Instruction
In your copy, repeat the records exactly and leave out the pictures.
━━━ Given records ━━━
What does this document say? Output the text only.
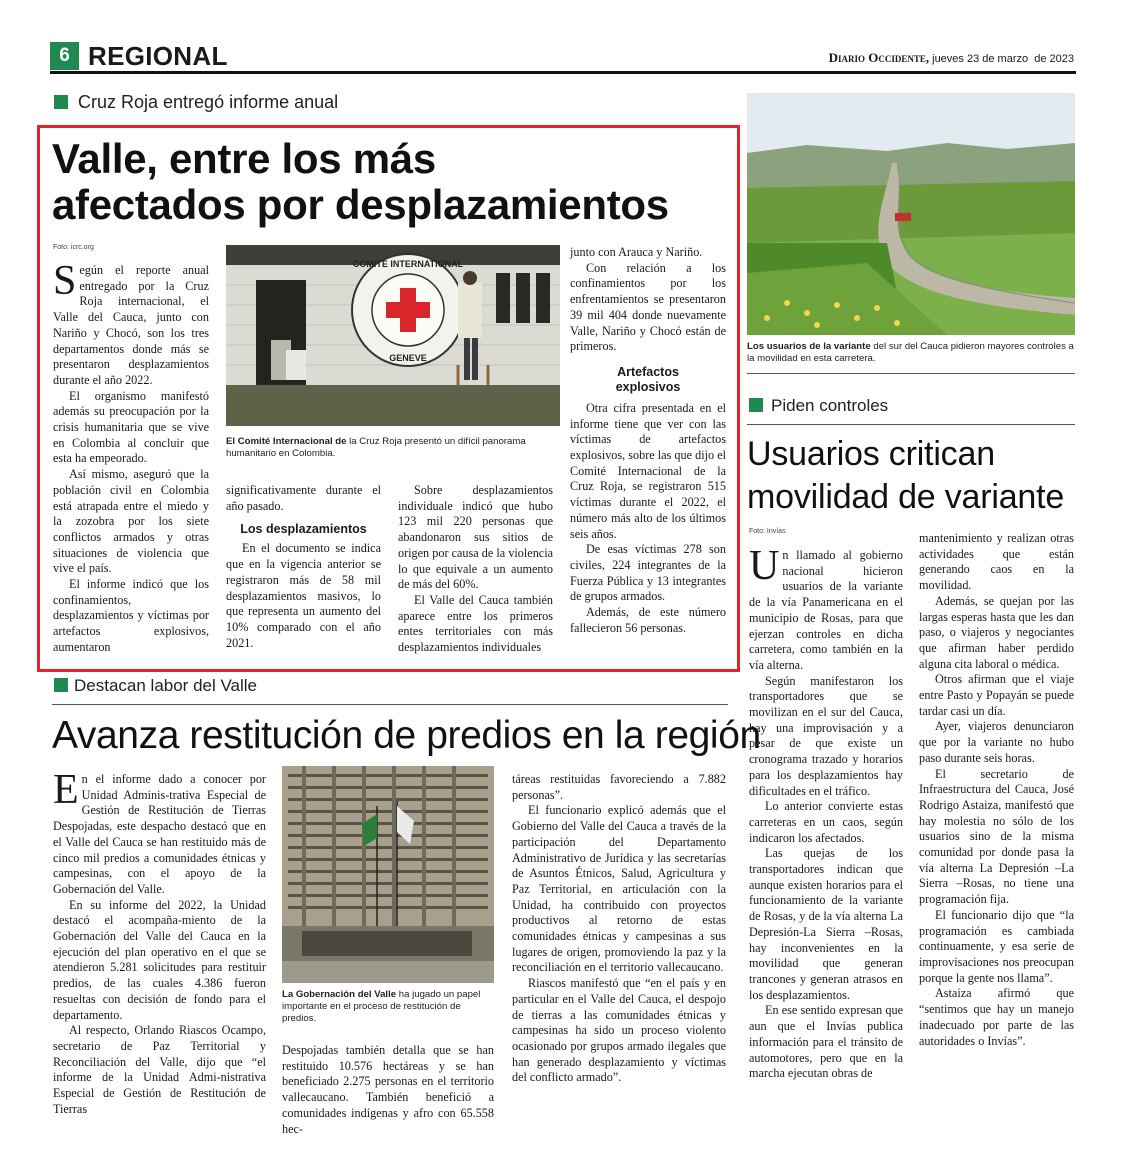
6 REGIONAL	Diario Occidente, jueves 23 de marzo  de 2023
Cruz Roja entregó informe anual
Valle, entre los más
afectados por desplazamientos
Foto: icrc.org
COMITÉ INTERNATIONAL
GENEVE
El Comité Internacional de la Cruz Roja presentó un difícil panorama humanitario en Colombia.

Según el reporte anual entregado por la Cruz Roja internacional, el Valle del Cauca, junto con Nariño y Chocó, son los tres departamentos donde más se presentaron desplazamientos durante el año 2022.

El organismo manifestó además su preocupación por la crisis humanitaria que se vive en Colombia al concluir que esta ha empeorado.

Así mismo, aseguró que la población civil en Colombia está atrapada entre el miedo y la zozobra por los siete conflictos armados y otras situaciones de violencia que vive el país.

El informe indicó que los confinamientos, desplazamientos y víctimas por artefactos explosivos, aumentaron

significativamente durante el año pasado.

Los desplazamientos

En el documento se indica que en la vigencia anterior se registraron más de 58 mil desplazamientos masivos, lo que representa un aumento del 10% comparado con el año 2021.

Sobre desplazamientos individuale indicó que hubo 123 mil 220 personas que abandonaron sus sitios de origen por causa de la violencia lo que equivale a un aumento de más del 60%.

El Valle del Cauca también aparece entre los primeros entes territoriales con más desplazamientos individuales

junto con Arauca y Nariño.

Con relación a los confinamientos por los enfrentamientos se presentaron 39 mil 404 donde nuevamente Valle, Nariño y Chocó están de primeros.

Artefactos
explosivos

Otra cifra presentada en el informe tiene que ver con las víctimas de artefactos explosivos, sobre las que dijo el Comité Internacional de la Cruz Roja, se registraron 515 víctimas durante el 2022, el número más alto de los últimos seis años.

De esas víctimas 278 son civiles, 224 integrantes de la Fuerza Pública y 13 integrantes de grupos armados.

Además, de este número fallecieron 56 personas.

Destacan labor del Valle
Avanza restitución de predios en la región
La Gobernación del Valle ha jugado un papel importante en el proceso de restitución de predios.

En el informe dado a conocer por Unidad Adminis-trativa Especial de Gestión de Restitución de Tierras Despojadas, este despacho destacó que en el Valle del Cauca se han restituido más de cinco mil predios a comunidades étnicas y campesinas, con el apoyo de la Gobernación del Valle.

En su informe del 2022, la Unidad destacó el acompaña-miento de la Gobernación del Valle del Cauca en la ejecución del plan operativo en el que se atendieron 5.281 solicitudes para restituir predios, de las cuales 4.386 fueron resueltas con decisión de fondo para el departamento.

Al respecto, Orlando Riascos Ocampo, secretario de Paz Territorial y Reconciliación del Valle, dijo que “el informe de la Unidad Admi-nistrativa Especial de Gestión de Restitución de Tierras

Despojadas también detalla que se han restituido 10.576 hectáreas y se han beneficiado 2.275 personas en el territorio vallecaucano. También benefició a comunidades indígenas y afro con 65.558 hec-

táreas restituidas favoreciendo a 7.882 personas”.

El funcionario explicó además que el Gobierno del Valle del Cauca a través de la participación del Departamento Administrativo de Jurídica y las secretarías de Asuntos Étnicos, Salud, Agricultura y Paz Territorial, en articulación con la Unidad, ha contribuido con proyectos productivos al retorno de estas comunidades étnicas y campesinas a sus lugares de origen, promoviendo la paz y la reconciliación en el territorio vallecaucano.

Riascos manifestó que “en el país y en particular en el Valle del Cauca, el despojo de tierras a las comunidades étnicas y campesinas ha sido un proceso violento ocasionado por grupos armado ilegales que han generado desplazamiento y víctimas del conflicto armado”.

Los usuarios de la variante del sur del Cauca pidieron mayores controles a la movilidad en esta carretera.
Piden controles
Usuarios critican
movilidad de variante
Foto: Invías

Un llamado al gobierno nacional hicieron usuarios de la variante de la vía Panamericana en el municipio de Rosas, para que ejerzan controles en dicha carretera, como también en la vía alterna.

Según manifestaron los transportadores que se movilizan en el sur del Cauca, hay una improvisación y a pesar de que existe un cronograma trazado y horarios para los desplazamientos hay dificultades en el tráfico.

Lo anterior convierte estas carreteras en un caos, según indicaron los afectados.

Las quejas de los transportadores indican que aunque existen horarios para el funcionamiento de la variante de Rosas, y de la vía alterna La Depresión-La Sierra –Rosas, hay inconvenientes en la movilidad que generan trancones y generan atrasos en los desplazamientos.

En ese sentido expresan que aun que el Invías publica información para el tránsito de automotores, pero que en la marcha ejecutan obras de

mantenimiento y realizan otras actividades que están generando caos en la movilidad.

Además, se quejan por las largas esperas hasta que les dan paso, o viajeros y negociantes que afirman haber perdido alguna cita laboral o médica.

Otros afirman que el viaje entre Pasto y Popayán se puede tardar casi un día.

Ayer, viajeros denunciaron que por la variante no hubo paso durante seis horas.

El secretario de Infraestructura del Cauca, José Rodrigo Astaiza, manifestó que hay molestia no sólo de los usuarios sino de la misma comunidad por donde pasa la vía alterna La Depresión –La Sierra –Rosas, no tiene una programación fija.

El funcionario dijo que “la programación es cambiada continuamente, y esa serie de improvisaciones nos preocupan porque la gente nos llama”.

Astaiza afirmó que “sentimos que hay un manejo inadecuado por parte de las autoridades o Invías”.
━━━
Finished answer
What does this document say? Output the text only.
6 REGIONAL	Diario Occidente, jueves 23 de marzo  de 2023
Cruz Roja entregó informe anual
Valle, entre los más
afectados por desplazamientos
Foto: icrc.org
COMITÉ INTERNATIONAL
GENEVE
El Comité Internacional de la Cruz Roja presentó un difícil panorama humanitario en Colombia.

Según el reporte anual entregado por la Cruz Roja internacional, el Valle del Cauca, junto con Nariño y Chocó, son los tres departamentos donde más se presentaron desplazamientos durante el año 2022.

El organismo manifestó además su preocupación por la crisis humanitaria que se vive en Colombia al concluir que esta ha empeorado.

Así mismo, aseguró que la población civil en Colombia está atrapada entre el miedo y la zozobra por los siete conflictos armados y otras situaciones de violencia que vive el país.

El informe indicó que los confinamientos, desplazamientos y víctimas por artefactos explosivos, aumentaron

significativamente durante el año pasado.

Los desplazamientos

En el documento se indica que en la vigencia anterior se registraron más de 58 mil desplazamientos masivos, lo que representa un aumento del 10% comparado con el año 2021.

Sobre desplazamientos individuale indicó que hubo 123 mil 220 personas que abandonaron sus sitios de origen por causa de la violencia lo que equivale a un aumento de más del 60%.

El Valle del Cauca también aparece entre los primeros entes territoriales con más desplazamientos individuales

junto con Arauca y Nariño.

Con relación a los confinamientos por los enfrentamientos se presentaron 39 mil 404 donde nuevamente Valle, Nariño y Chocó están de primeros.

Artefactos
explosivos

Otra cifra presentada en el informe tiene que ver con las víctimas de artefactos explosivos, sobre las que dijo el Comité Internacional de la Cruz Roja, se registraron 515 víctimas durante el 2022, el número más alto de los últimos seis años.

De esas víctimas 278 son civiles, 224 integrantes de la Fuerza Pública y 13 integrantes de grupos armados.

Además, de este número fallecieron 56 personas.

Destacan labor del Valle
Avanza restitución de predios en la región
La Gobernación del Valle ha jugado un papel importante en el proceso de restitución de predios.

En el informe dado a conocer por Unidad Adminis-trativa Especial de Gestión de Restitución de Tierras Despojadas, este despacho destacó que en el Valle del Cauca se han restituido más de cinco mil predios a comunidades étnicas y campesinas, con el apoyo de la Gobernación del Valle.

En su informe del 2022, la Unidad destacó el acompaña-miento de la Gobernación del Valle del Cauca en la ejecución del plan operativo en el que se atendieron 5.281 solicitudes para restituir predios, de las cuales 4.386 fueron resueltas con decisión de fondo para el departamento.

Al respecto, Orlando Riascos Ocampo, secretario de Paz Territorial y Reconciliación del Valle, dijo que “el informe de la Unidad Admi-nistrativa Especial de Gestión de Restitución de Tierras

Despojadas también detalla que se han restituido 10.576 hectáreas y se han beneficiado 2.275 personas en el territorio vallecaucano. También benefició a comunidades indígenas y afro con 65.558 hec-

táreas restituidas favoreciendo a 7.882 personas”.

El funcionario explicó además que el Gobierno del Valle del Cauca a través de la participación del Departamento Administrativo de Jurídica y las secretarías de Asuntos Étnicos, Salud, Agricultura y Paz Territorial, en articulación con la Unidad, ha contribuido con proyectos productivos al retorno de estas comunidades étnicas y campesinas a sus lugares de origen, promoviendo la paz y la reconciliación en el territorio vallecaucano.

Riascos manifestó que “en el país y en particular en el Valle del Cauca, el despojo de tierras a las comunidades étnicas y campesinas ha sido un proceso violento ocasionado por grupos armado ilegales que han generado desplazamiento y víctimas del conflicto armado”.

Los usuarios de la variante del sur del Cauca pidieron mayores controles a la movilidad en esta carretera.
Piden controles
Usuarios critican
movilidad de variante
Foto: Invías

Un llamado al gobierno nacional hicieron usuarios de la variante de la vía Panamericana en el municipio de Rosas, para que ejerzan controles en dicha carretera, como también en la vía alterna.

Según manifestaron los transportadores que se movilizan en el sur del Cauca, hay una improvisación y a pesar de que existe un cronograma trazado y horarios para los desplazamientos hay dificultades en el tráfico.

Lo anterior convierte estas carreteras en un caos, según indicaron los afectados.

Las quejas de los transportadores indican que aunque existen horarios para el funcionamiento de la variante de Rosas, y de la vía alterna La Depresión-La Sierra –Rosas, hay inconvenientes en la movilidad que generan trancones y generan atrasos en los desplazamientos.

En ese sentido expresan que aun que el Invías publica información para el tránsito de automotores, pero que en la marcha ejecutan obras de

mantenimiento y realizan otras actividades que están generando caos en la movilidad.

Además, se quejan por las largas esperas hasta que les dan paso, o viajeros y negociantes que afirman haber perdido alguna cita laboral o médica.

Otros afirman que el viaje entre Pasto y Popayán se puede tardar casi un día.

Ayer, viajeros denunciaron que por la variante no hubo paso durante seis horas.

El secretario de Infraestructura del Cauca, José Rodrigo Astaiza, manifestó que hay molestia no sólo de los usuarios sino de la misma comunidad por donde pasa la vía alterna La Depresión –La Sierra –Rosas, no tiene una programación fija.

El funcionario dijo que “la programación es cambiada continuamente, y esa serie de improvisaciones nos preocupan porque la gente nos llama”.

Astaiza afirmó que “sentimos que hay un manejo inadecuado por parte de las autoridades o Invías”.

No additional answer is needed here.